---- Data entries

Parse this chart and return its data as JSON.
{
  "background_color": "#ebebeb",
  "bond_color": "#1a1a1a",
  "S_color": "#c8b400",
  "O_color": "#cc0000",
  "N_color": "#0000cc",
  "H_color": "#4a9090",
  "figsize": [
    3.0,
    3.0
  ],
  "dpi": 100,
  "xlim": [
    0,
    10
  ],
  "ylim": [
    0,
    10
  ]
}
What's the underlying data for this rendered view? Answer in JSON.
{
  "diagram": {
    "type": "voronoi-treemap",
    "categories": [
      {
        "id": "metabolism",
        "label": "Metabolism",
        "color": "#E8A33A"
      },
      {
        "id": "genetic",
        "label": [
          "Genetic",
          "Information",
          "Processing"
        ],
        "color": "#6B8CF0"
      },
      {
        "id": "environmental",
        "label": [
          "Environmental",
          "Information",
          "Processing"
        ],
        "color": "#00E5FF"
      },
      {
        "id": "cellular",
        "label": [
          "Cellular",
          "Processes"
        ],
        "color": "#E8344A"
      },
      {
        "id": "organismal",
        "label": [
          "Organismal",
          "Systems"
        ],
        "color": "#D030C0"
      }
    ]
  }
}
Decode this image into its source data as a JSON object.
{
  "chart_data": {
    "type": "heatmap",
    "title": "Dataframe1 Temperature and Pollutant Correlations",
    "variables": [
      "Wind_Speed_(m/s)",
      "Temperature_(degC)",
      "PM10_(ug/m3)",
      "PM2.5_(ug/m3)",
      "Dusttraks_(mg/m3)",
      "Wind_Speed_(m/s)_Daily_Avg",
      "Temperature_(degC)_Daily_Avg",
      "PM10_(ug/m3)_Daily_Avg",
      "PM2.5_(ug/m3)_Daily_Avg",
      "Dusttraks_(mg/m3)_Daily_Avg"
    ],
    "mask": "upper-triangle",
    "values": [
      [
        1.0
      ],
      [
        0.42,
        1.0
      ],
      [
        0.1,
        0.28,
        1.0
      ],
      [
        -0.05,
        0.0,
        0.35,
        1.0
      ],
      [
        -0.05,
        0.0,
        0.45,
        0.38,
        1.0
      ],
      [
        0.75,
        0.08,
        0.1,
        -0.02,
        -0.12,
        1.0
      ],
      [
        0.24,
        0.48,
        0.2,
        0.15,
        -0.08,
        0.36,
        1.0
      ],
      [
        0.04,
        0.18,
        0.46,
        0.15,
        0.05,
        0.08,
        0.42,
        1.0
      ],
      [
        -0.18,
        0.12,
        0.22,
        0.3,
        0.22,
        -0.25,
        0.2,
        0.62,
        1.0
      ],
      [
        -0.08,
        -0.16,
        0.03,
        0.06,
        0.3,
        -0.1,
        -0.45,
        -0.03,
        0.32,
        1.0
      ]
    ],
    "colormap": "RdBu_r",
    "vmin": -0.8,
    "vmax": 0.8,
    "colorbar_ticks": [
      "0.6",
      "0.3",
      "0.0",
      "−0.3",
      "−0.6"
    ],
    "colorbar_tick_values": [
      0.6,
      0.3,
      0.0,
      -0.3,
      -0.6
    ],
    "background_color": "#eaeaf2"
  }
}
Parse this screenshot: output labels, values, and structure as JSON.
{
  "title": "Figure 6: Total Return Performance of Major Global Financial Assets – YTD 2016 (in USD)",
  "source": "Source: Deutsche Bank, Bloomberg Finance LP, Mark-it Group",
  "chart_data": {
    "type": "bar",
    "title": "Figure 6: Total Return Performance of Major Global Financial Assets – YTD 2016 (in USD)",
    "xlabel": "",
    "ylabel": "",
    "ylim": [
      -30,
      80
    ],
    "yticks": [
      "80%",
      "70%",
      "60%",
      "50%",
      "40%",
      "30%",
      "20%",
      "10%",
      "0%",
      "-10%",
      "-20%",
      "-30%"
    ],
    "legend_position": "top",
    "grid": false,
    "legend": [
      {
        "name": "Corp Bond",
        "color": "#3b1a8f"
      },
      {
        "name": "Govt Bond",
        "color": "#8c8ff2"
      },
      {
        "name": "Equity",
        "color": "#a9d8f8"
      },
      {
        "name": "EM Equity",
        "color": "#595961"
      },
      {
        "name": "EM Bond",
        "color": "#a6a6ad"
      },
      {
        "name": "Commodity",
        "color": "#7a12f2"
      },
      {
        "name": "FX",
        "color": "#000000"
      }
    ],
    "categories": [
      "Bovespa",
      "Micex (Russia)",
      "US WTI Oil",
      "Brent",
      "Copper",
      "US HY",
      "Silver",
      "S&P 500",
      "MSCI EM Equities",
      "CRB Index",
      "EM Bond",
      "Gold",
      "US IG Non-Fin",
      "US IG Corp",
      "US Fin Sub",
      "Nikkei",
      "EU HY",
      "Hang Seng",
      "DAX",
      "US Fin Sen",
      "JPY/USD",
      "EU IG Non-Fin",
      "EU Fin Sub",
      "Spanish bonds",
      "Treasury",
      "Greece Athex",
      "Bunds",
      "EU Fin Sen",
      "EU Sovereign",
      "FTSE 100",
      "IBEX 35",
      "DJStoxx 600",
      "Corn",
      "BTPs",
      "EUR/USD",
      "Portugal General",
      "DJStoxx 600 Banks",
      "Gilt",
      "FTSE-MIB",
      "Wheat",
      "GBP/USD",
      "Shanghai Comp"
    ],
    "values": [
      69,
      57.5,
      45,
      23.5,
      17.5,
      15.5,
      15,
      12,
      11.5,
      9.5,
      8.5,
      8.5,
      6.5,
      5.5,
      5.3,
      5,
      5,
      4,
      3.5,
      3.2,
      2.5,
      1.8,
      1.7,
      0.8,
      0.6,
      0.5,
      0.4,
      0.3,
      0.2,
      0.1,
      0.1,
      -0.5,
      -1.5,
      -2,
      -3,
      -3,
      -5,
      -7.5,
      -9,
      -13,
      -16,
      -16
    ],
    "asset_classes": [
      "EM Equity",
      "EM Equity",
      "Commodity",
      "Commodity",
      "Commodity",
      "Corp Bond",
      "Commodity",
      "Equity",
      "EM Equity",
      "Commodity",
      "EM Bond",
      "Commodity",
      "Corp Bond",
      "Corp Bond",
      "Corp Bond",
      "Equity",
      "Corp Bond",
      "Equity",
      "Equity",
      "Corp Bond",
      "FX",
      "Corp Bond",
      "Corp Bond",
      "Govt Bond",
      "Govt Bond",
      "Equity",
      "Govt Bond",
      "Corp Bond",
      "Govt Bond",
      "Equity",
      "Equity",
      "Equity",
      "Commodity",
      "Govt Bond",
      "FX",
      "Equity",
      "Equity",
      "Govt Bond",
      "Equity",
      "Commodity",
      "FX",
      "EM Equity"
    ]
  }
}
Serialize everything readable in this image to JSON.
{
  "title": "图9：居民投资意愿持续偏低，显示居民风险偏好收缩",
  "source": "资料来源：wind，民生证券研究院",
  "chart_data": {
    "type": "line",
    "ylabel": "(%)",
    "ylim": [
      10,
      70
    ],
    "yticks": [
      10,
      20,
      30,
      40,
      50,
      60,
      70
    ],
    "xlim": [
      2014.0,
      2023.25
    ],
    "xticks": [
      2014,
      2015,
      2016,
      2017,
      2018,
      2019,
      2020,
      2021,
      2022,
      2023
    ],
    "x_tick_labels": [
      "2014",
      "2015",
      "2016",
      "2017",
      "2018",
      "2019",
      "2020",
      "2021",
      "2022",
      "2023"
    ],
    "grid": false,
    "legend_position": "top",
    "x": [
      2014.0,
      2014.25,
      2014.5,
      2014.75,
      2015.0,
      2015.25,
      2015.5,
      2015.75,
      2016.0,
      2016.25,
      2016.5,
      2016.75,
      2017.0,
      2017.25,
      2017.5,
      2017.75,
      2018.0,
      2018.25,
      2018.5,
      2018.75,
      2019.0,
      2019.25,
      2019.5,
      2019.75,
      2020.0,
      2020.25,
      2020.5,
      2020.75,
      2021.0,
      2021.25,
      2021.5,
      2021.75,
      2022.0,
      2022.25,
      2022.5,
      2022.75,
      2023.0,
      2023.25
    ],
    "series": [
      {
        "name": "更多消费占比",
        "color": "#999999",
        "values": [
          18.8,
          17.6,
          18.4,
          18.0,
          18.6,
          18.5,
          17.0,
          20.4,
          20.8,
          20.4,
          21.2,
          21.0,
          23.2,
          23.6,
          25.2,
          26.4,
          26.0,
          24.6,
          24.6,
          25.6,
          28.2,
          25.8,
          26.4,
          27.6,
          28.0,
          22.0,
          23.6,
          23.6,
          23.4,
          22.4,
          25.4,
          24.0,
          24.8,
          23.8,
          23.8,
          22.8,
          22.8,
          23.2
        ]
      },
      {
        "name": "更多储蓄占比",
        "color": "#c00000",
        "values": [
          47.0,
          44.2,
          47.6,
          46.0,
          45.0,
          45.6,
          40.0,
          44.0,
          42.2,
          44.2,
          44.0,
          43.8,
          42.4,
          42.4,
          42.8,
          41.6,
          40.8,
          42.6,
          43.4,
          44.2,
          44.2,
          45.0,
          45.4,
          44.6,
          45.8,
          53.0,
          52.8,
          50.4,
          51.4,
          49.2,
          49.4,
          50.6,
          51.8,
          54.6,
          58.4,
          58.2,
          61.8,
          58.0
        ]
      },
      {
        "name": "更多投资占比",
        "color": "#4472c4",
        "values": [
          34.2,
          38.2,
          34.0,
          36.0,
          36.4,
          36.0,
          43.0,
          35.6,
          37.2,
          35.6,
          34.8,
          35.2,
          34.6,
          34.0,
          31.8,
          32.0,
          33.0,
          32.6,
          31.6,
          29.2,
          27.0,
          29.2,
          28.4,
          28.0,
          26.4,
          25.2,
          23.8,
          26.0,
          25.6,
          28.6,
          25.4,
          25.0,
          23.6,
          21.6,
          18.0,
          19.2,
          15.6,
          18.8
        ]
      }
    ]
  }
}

--------

Check each line of the data above for the word "Performance", then state how many lines have it. Give the number alone.

2